(Stored items)
--------------------
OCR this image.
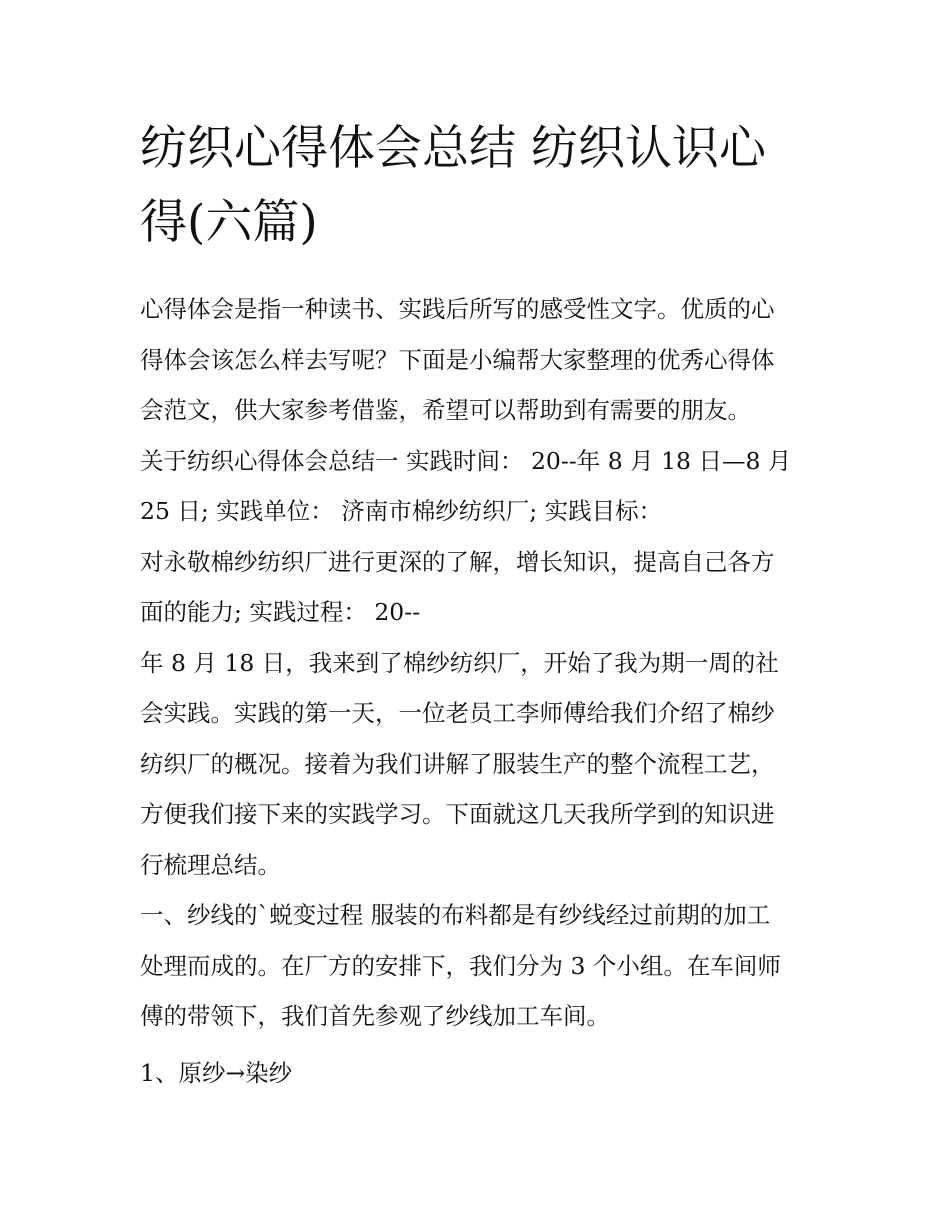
纺织心得体会总结 纺织认识心
得(六篇)
心得体会是指一种读书、实践后所写的感受性文字。优质的心
得体会该怎么样去写呢？下面是小编帮大家整理的优秀心得体
会范文，供大家参考借鉴，希望可以帮助到有需要的朋友。
关于纺织心得体会总结一 实践时间： 20--年 8 月 18 日—8 月
25 日; 实践单位： 济南市棉纱纺织厂; 实践目标：
对永敬棉纱纺织厂进行更深的了解，增长知识，提高自己各方
面的能力; 实践过程： 20--
年 8 月 18 日，我来到了棉纱纺织厂，开始了我为期一周的社
会实践。实践的第一天，一位老员工李师傅给我们介绍了棉纱
纺织厂的概况。接着为我们讲解了服装生产的整个流程工艺，
方便我们接下来的实践学习。下面就这几天我所学到的知识进
行梳理总结。
一、纱线的`蜕变过程 服装的布料都是有纱线经过前期的加工
处理而成的。在厂方的安排下，我们分为 3 个小组。在车间师
傅的带领下，我们首先参观了纱线加工车间。
1、原纱→染纱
--------------------
Exercise objective: Copy each line in full and exactly, omitting any picture.

Correct result:
OCR this image.
纺织心得体会总结 纺织认识心
得(六篇)
心得体会是指一种读书、实践后所写的感受性文字。优质的心
得体会该怎么样去写呢？下面是小编帮大家整理的优秀心得体
会范文，供大家参考借鉴，希望可以帮助到有需要的朋友。
关于纺织心得体会总结一 实践时间： 20--年 8 月 18 日—8 月
25 日; 实践单位： 济南市棉纱纺织厂; 实践目标：
对永敬棉纱纺织厂进行更深的了解，增长知识，提高自己各方
面的能力; 实践过程： 20--
年 8 月 18 日，我来到了棉纱纺织厂，开始了我为期一周的社
会实践。实践的第一天，一位老员工李师傅给我们介绍了棉纱
纺织厂的概况。接着为我们讲解了服装生产的整个流程工艺，
方便我们接下来的实践学习。下面就这几天我所学到的知识进
行梳理总结。
一、纱线的`蜕变过程 服装的布料都是有纱线经过前期的加工
处理而成的。在厂方的安排下，我们分为 3 个小组。在车间师
傅的带领下，我们首先参观了纱线加工车间。
1、原纱→染纱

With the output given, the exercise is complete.